■ Instruction
Reproduce every entry exactly as shown.

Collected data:
★ ★ ★

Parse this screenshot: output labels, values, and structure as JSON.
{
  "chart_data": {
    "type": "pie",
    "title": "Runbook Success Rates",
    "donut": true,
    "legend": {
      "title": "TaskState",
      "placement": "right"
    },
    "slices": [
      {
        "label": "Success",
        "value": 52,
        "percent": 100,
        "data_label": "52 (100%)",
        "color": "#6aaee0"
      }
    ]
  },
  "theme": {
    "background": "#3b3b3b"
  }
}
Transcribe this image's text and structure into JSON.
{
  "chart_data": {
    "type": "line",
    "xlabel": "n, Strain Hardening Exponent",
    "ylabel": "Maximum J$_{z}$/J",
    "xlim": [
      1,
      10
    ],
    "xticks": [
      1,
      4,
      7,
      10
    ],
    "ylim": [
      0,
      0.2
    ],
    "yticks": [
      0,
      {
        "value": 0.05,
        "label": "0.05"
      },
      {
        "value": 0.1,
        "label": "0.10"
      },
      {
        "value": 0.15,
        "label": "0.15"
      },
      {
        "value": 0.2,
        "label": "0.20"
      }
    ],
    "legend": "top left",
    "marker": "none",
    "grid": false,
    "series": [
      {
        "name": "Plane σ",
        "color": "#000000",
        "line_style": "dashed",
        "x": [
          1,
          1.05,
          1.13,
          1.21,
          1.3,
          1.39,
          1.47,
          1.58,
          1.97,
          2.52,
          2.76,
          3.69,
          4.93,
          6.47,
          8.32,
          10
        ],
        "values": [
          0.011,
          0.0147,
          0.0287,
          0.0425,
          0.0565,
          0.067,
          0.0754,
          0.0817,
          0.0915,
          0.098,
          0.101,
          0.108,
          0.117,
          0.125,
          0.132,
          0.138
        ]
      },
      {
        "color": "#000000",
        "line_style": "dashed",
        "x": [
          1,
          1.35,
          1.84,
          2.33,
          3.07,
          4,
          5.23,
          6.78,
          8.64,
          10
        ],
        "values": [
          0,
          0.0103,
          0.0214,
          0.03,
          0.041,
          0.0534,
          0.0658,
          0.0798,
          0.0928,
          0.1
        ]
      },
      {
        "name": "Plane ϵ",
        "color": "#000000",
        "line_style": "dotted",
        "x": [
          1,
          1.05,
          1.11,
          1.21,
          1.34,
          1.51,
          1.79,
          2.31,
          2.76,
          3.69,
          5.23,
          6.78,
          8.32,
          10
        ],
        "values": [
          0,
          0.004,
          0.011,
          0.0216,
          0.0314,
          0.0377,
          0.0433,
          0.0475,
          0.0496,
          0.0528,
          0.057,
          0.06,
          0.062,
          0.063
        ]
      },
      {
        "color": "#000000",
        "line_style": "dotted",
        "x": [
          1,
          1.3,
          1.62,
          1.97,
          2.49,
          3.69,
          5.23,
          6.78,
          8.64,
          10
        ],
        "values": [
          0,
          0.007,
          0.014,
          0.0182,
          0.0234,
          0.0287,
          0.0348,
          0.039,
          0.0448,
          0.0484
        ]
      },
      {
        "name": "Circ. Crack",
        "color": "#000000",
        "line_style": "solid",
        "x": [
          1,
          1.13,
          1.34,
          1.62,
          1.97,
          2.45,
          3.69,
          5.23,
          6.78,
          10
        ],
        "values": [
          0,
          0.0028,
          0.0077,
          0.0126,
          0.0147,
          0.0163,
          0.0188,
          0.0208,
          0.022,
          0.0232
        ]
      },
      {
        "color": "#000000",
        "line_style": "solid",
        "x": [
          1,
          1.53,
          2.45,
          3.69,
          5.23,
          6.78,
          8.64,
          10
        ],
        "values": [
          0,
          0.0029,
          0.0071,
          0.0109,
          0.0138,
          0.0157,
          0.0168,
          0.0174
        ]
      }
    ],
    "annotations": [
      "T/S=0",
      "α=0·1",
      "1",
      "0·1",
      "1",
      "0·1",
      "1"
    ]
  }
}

★ ★ ★

■ The completed task
Parse this screenshot: output labels, values, and structure as JSON.
{
  "chart_data": {
    "type": "pie",
    "title": "Runbook Success Rates",
    "donut": true,
    "legend": {
      "title": "TaskState",
      "placement": "right"
    },
    "slices": [
      {
        "label": "Success",
        "value": 52,
        "percent": 100,
        "data_label": "52 (100%)",
        "color": "#6aaee0"
      }
    ]
  },
  "theme": {
    "background": "#3b3b3b"
  }
}
Transcribe this image's text and structure into JSON.
{
  "chart_data": {
    "type": "line",
    "xlabel": "n, Strain Hardening Exponent",
    "ylabel": "Maximum J$_{z}$/J",
    "xlim": [
      1,
      10
    ],
    "xticks": [
      1,
      4,
      7,
      10
    ],
    "ylim": [
      0,
      0.2
    ],
    "yticks": [
      0,
      {
        "value": 0.05,
        "label": "0.05"
      },
      {
        "value": 0.1,
        "label": "0.10"
      },
      {
        "value": 0.15,
        "label": "0.15"
      },
      {
        "value": 0.2,
        "label": "0.20"
      }
    ],
    "legend": "top left",
    "marker": "none",
    "grid": false,
    "series": [
      {
        "name": "Plane σ",
        "color": "#000000",
        "line_style": "dashed",
        "x": [
          1,
          1.05,
          1.13,
          1.21,
          1.3,
          1.39,
          1.47,
          1.58,
          1.97,
          2.52,
          2.76,
          3.69,
          4.93,
          6.47,
          8.32,
          10
        ],
        "values": [
          0.011,
          0.0147,
          0.0287,
          0.0425,
          0.0565,
          0.067,
          0.0754,
          0.0817,
          0.0915,
          0.098,
          0.101,
          0.108,
          0.117,
          0.125,
          0.132,
          0.138
        ]
      },
      {
        "color": "#000000",
        "line_style": "dashed",
        "x": [
          1,
          1.35,
          1.84,
          2.33,
          3.07,
          4,
          5.23,
          6.78,
          8.64,
          10
        ],
        "values": [
          0,
          0.0103,
          0.0214,
          0.03,
          0.041,
          0.0534,
          0.0658,
          0.0798,
          0.0928,
          0.1
        ]
      },
      {
        "name": "Plane ϵ",
        "color": "#000000",
        "line_style": "dotted",
        "x": [
          1,
          1.05,
          1.11,
          1.21,
          1.34,
          1.51,
          1.79,
          2.31,
          2.76,
          3.69,
          5.23,
          6.78,
          8.32,
          10
        ],
        "values": [
          0,
          0.004,
          0.011,
          0.0216,
          0.0314,
          0.0377,
          0.0433,
          0.0475,
          0.0496,
          0.0528,
          0.057,
          0.06,
          0.062,
          0.063
        ]
      },
      {
        "color": "#000000",
        "line_style": "dotted",
        "x": [
          1,
          1.3,
          1.62,
          1.97,
          2.49,
          3.69,
          5.23,
          6.78,
          8.64,
          10
        ],
        "values": [
          0,
          0.007,
          0.014,
          0.0182,
          0.0234,
          0.0287,
          0.0348,
          0.039,
          0.0448,
          0.0484
        ]
      },
      {
        "name": "Circ. Crack",
        "color": "#000000",
        "line_style": "solid",
        "x": [
          1,
          1.13,
          1.34,
          1.62,
          1.97,
          2.45,
          3.69,
          5.23,
          6.78,
          10
        ],
        "values": [
          0,
          0.0028,
          0.0077,
          0.0126,
          0.0147,
          0.0163,
          0.0188,
          0.0208,
          0.022,
          0.0232
        ]
      },
      {
        "color": "#000000",
        "line_style": "solid",
        "x": [
          1,
          1.53,
          2.45,
          3.69,
          5.23,
          6.78,
          8.64,
          10
        ],
        "values": [
          0,
          0.0029,
          0.0071,
          0.0109,
          0.0138,
          0.0157,
          0.0168,
          0.0174
        ]
      }
    ],
    "annotations": [
      "T/S=0",
      "α=0·1",
      "1",
      "0·1",
      "1",
      "0·1",
      "1"
    ]
  }
}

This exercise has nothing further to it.